# Exercise aim
Repeat every record exactly, but keep images out of the copy.

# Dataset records
--------------------------------------------------

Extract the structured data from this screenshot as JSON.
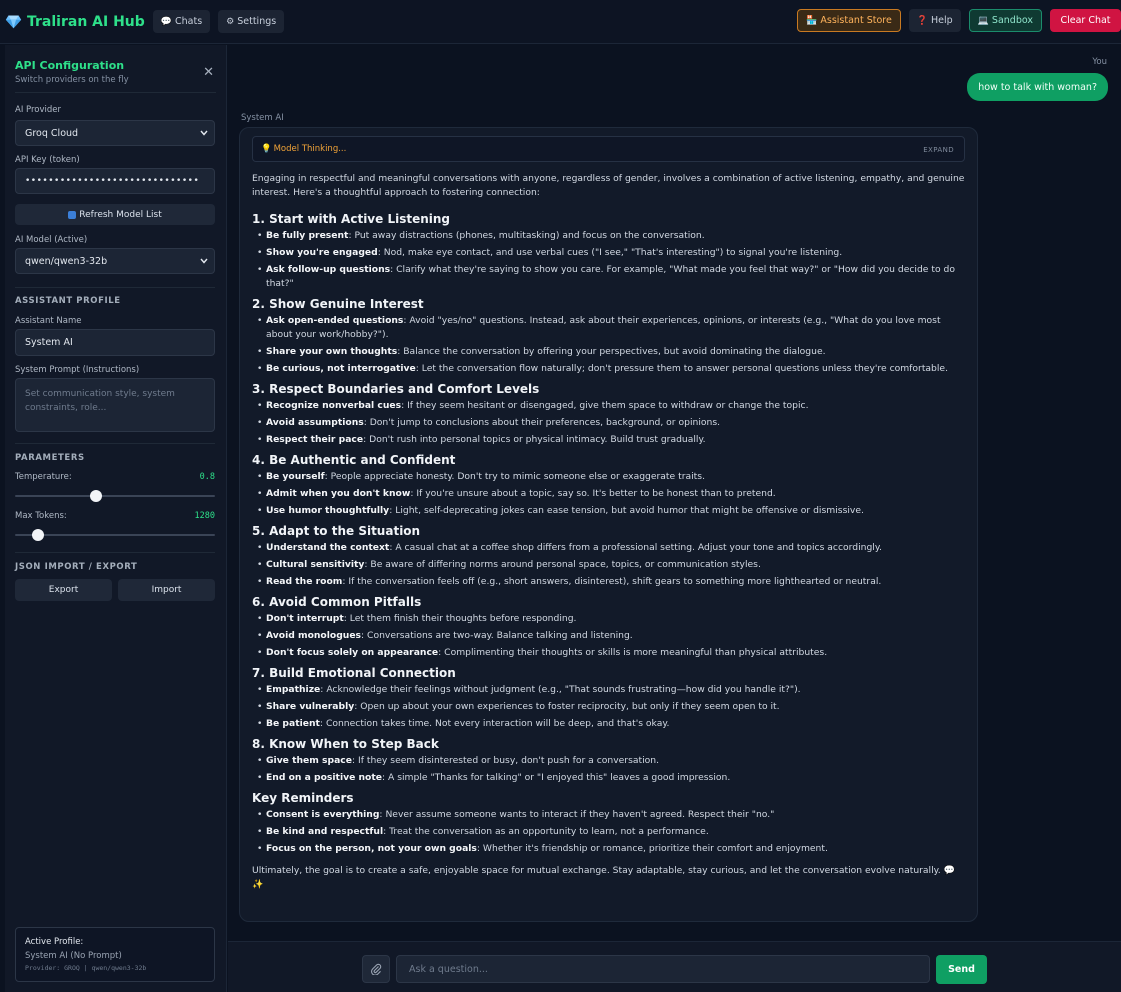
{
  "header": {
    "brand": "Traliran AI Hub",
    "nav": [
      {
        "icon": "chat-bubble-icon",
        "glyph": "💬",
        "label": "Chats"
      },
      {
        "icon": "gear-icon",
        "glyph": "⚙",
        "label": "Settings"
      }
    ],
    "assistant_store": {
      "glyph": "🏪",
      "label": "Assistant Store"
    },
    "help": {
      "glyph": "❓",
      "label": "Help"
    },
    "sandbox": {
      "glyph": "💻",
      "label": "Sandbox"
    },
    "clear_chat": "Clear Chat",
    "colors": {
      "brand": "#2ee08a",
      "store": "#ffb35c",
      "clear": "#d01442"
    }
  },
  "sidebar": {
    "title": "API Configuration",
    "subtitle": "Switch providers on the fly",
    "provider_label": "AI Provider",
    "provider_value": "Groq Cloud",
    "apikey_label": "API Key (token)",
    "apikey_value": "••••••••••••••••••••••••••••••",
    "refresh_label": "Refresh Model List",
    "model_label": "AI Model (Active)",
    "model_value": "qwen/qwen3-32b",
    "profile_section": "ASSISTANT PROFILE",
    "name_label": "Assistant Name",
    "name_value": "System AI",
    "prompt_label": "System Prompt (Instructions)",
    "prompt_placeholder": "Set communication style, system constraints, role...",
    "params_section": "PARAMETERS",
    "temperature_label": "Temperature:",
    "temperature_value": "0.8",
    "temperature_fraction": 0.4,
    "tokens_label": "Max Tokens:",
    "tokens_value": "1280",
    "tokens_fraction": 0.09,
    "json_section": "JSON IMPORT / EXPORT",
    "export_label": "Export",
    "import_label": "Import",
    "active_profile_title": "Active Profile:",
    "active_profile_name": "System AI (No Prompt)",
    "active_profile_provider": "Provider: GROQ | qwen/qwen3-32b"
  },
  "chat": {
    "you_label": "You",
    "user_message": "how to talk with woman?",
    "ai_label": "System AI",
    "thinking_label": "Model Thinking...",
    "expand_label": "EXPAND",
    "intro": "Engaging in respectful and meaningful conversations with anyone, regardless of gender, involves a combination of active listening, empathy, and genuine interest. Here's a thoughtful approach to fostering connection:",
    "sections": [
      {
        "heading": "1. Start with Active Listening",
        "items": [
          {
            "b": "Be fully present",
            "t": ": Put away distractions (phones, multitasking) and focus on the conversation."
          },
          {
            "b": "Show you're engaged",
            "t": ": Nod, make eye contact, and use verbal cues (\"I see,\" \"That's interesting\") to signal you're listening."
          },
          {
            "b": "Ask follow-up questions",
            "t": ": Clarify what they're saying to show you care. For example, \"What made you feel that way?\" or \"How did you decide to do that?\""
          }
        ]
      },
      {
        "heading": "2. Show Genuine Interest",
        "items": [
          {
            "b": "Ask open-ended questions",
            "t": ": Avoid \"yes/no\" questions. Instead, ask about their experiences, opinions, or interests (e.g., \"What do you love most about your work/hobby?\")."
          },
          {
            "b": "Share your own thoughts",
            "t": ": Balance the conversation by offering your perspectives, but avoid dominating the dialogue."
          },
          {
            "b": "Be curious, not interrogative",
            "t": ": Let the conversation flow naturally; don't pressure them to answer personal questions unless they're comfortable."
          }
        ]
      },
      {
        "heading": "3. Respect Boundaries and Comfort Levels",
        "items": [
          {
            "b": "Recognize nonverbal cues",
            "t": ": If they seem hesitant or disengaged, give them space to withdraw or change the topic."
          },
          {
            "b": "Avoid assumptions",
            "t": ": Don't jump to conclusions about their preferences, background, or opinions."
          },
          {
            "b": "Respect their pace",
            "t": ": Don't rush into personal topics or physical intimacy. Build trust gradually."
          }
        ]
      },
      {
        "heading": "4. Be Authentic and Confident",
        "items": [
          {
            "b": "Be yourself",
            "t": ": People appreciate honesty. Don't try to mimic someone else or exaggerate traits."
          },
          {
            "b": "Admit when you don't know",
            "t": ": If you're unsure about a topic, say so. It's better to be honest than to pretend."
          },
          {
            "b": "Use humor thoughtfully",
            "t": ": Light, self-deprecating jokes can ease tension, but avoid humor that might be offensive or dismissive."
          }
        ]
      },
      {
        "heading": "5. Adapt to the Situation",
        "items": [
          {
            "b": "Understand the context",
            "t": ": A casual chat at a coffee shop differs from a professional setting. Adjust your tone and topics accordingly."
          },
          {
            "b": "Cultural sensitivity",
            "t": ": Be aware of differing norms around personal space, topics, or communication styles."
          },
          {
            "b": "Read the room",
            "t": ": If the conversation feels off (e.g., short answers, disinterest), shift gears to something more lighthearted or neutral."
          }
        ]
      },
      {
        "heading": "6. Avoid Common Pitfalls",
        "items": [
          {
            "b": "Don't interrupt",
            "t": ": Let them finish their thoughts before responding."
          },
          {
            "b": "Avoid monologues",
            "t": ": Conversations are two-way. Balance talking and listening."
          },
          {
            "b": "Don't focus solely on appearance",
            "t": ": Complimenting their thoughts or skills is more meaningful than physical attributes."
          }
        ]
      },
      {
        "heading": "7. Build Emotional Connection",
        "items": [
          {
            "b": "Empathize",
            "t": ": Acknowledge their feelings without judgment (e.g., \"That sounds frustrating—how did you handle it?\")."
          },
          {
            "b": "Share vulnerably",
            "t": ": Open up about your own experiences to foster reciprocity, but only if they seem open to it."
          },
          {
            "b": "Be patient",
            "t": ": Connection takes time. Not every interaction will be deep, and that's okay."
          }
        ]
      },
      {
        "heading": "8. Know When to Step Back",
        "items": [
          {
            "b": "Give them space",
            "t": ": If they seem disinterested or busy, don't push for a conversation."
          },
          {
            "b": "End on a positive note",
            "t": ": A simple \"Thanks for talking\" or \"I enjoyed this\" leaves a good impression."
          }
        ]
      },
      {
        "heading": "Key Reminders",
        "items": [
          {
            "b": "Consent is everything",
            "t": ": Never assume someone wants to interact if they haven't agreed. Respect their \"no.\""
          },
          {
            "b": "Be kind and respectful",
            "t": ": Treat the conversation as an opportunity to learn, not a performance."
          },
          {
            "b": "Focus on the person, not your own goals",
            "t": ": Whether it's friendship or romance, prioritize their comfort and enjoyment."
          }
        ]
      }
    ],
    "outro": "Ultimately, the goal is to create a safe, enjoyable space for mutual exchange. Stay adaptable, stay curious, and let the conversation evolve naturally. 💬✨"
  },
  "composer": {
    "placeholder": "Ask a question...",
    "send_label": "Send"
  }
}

--------------------------------------------------

# Exercise output
Extract the structured data from this screenshot as JSON.
{
  "header": {
    "brand": "Traliran AI Hub",
    "nav": [
      {
        "icon": "chat-bubble-icon",
        "glyph": "💬",
        "label": "Chats"
      },
      {
        "icon": "gear-icon",
        "glyph": "⚙",
        "label": "Settings"
      }
    ],
    "assistant_store": {
      "glyph": "🏪",
      "label": "Assistant Store"
    },
    "help": {
      "glyph": "❓",
      "label": "Help"
    },
    "sandbox": {
      "glyph": "💻",
      "label": "Sandbox"
    },
    "clear_chat": "Clear Chat",
    "colors": {
      "brand": "#2ee08a",
      "store": "#ffb35c",
      "clear": "#d01442"
    }
  },
  "sidebar": {
    "title": "API Configuration",
    "subtitle": "Switch providers on the fly",
    "provider_label": "AI Provider",
    "provider_value": "Groq Cloud",
    "apikey_label": "API Key (token)",
    "apikey_value": "••••••••••••••••••••••••••••••",
    "refresh_label": "Refresh Model List",
    "model_label": "AI Model (Active)",
    "model_value": "qwen/qwen3-32b",
    "profile_section": "ASSISTANT PROFILE",
    "name_label": "Assistant Name",
    "name_value": "System AI",
    "prompt_label": "System Prompt (Instructions)",
    "prompt_placeholder": "Set communication style, system constraints, role...",
    "params_section": "PARAMETERS",
    "temperature_label": "Temperature:",
    "temperature_value": "0.8",
    "temperature_fraction": 0.4,
    "tokens_label": "Max Tokens:",
    "tokens_value": "1280",
    "tokens_fraction": 0.09,
    "json_section": "JSON IMPORT / EXPORT",
    "export_label": "Export",
    "import_label": "Import",
    "active_profile_title": "Active Profile:",
    "active_profile_name": "System AI (No Prompt)",
    "active_profile_provider": "Provider: GROQ | qwen/qwen3-32b"
  },
  "chat": {
    "you_label": "You",
    "user_message": "how to talk with woman?",
    "ai_label": "System AI",
    "thinking_label": "Model Thinking...",
    "expand_label": "EXPAND",
    "intro": "Engaging in respectful and meaningful conversations with anyone, regardless of gender, involves a combination of active listening, empathy, and genuine interest. Here's a thoughtful approach to fostering connection:",
    "sections": [
      {
        "heading": "1. Start with Active Listening",
        "items": [
          {
            "b": "Be fully present",
            "t": ": Put away distractions (phones, multitasking) and focus on the conversation."
          },
          {
            "b": "Show you're engaged",
            "t": ": Nod, make eye contact, and use verbal cues (\"I see,\" \"That's interesting\") to signal you're listening."
          },
          {
            "b": "Ask follow-up questions",
            "t": ": Clarify what they're saying to show you care. For example, \"What made you feel that way?\" or \"How did you decide to do that?\""
          }
        ]
      },
      {
        "heading": "2. Show Genuine Interest",
        "items": [
          {
            "b": "Ask open-ended questions",
            "t": ": Avoid \"yes/no\" questions. Instead, ask about their experiences, opinions, or interests (e.g., \"What do you love most about your work/hobby?\")."
          },
          {
            "b": "Share your own thoughts",
            "t": ": Balance the conversation by offering your perspectives, but avoid dominating the dialogue."
          },
          {
            "b": "Be curious, not interrogative",
            "t": ": Let the conversation flow naturally; don't pressure them to answer personal questions unless they're comfortable."
          }
        ]
      },
      {
        "heading": "3. Respect Boundaries and Comfort Levels",
        "items": [
          {
            "b": "Recognize nonverbal cues",
            "t": ": If they seem hesitant or disengaged, give them space to withdraw or change the topic."
          },
          {
            "b": "Avoid assumptions",
            "t": ": Don't jump to conclusions about their preferences, background, or opinions."
          },
          {
            "b": "Respect their pace",
            "t": ": Don't rush into personal topics or physical intimacy. Build trust gradually."
          }
        ]
      },
      {
        "heading": "4. Be Authentic and Confident",
        "items": [
          {
            "b": "Be yourself",
            "t": ": People appreciate honesty. Don't try to mimic someone else or exaggerate traits."
          },
          {
            "b": "Admit when you don't know",
            "t": ": If you're unsure about a topic, say so. It's better to be honest than to pretend."
          },
          {
            "b": "Use humor thoughtfully",
            "t": ": Light, self-deprecating jokes can ease tension, but avoid humor that might be offensive or dismissive."
          }
        ]
      },
      {
        "heading": "5. Adapt to the Situation",
        "items": [
          {
            "b": "Understand the context",
            "t": ": A casual chat at a coffee shop differs from a professional setting. Adjust your tone and topics accordingly."
          },
          {
            "b": "Cultural sensitivity",
            "t": ": Be aware of differing norms around personal space, topics, or communication styles."
          },
          {
            "b": "Read the room",
            "t": ": If the conversation feels off (e.g., short answers, disinterest), shift gears to something more lighthearted or neutral."
          }
        ]
      },
      {
        "heading": "6. Avoid Common Pitfalls",
        "items": [
          {
            "b": "Don't interrupt",
            "t": ": Let them finish their thoughts before responding."
          },
          {
            "b": "Avoid monologues",
            "t": ": Conversations are two-way. Balance talking and listening."
          },
          {
            "b": "Don't focus solely on appearance",
            "t": ": Complimenting their thoughts or skills is more meaningful than physical attributes."
          }
        ]
      },
      {
        "heading": "7. Build Emotional Connection",
        "items": [
          {
            "b": "Empathize",
            "t": ": Acknowledge their feelings without judgment (e.g., \"That sounds frustrating—how did you handle it?\")."
          },
          {
            "b": "Share vulnerably",
            "t": ": Open up about your own experiences to foster reciprocity, but only if they seem open to it."
          },
          {
            "b": "Be patient",
            "t": ": Connection takes time. Not every interaction will be deep, and that's okay."
          }
        ]
      },
      {
        "heading": "8. Know When to Step Back",
        "items": [
          {
            "b": "Give them space",
            "t": ": If they seem disinterested or busy, don't push for a conversation."
          },
          {
            "b": "End on a positive note",
            "t": ": A simple \"Thanks for talking\" or \"I enjoyed this\" leaves a good impression."
          }
        ]
      },
      {
        "heading": "Key Reminders",
        "items": [
          {
            "b": "Consent is everything",
            "t": ": Never assume someone wants to interact if they haven't agreed. Respect their \"no.\""
          },
          {
            "b": "Be kind and respectful",
            "t": ": Treat the conversation as an opportunity to learn, not a performance."
          },
          {
            "b": "Focus on the person, not your own goals",
            "t": ": Whether it's friendship or romance, prioritize their comfort and enjoyment."
          }
        ]
      }
    ],
    "outro": "Ultimately, the goal is to create a safe, enjoyable space for mutual exchange. Stay adaptable, stay curious, and let the conversation evolve naturally. 💬✨"
  },
  "composer": {
    "placeholder": "Ask a question...",
    "send_label": "Send"
  }
}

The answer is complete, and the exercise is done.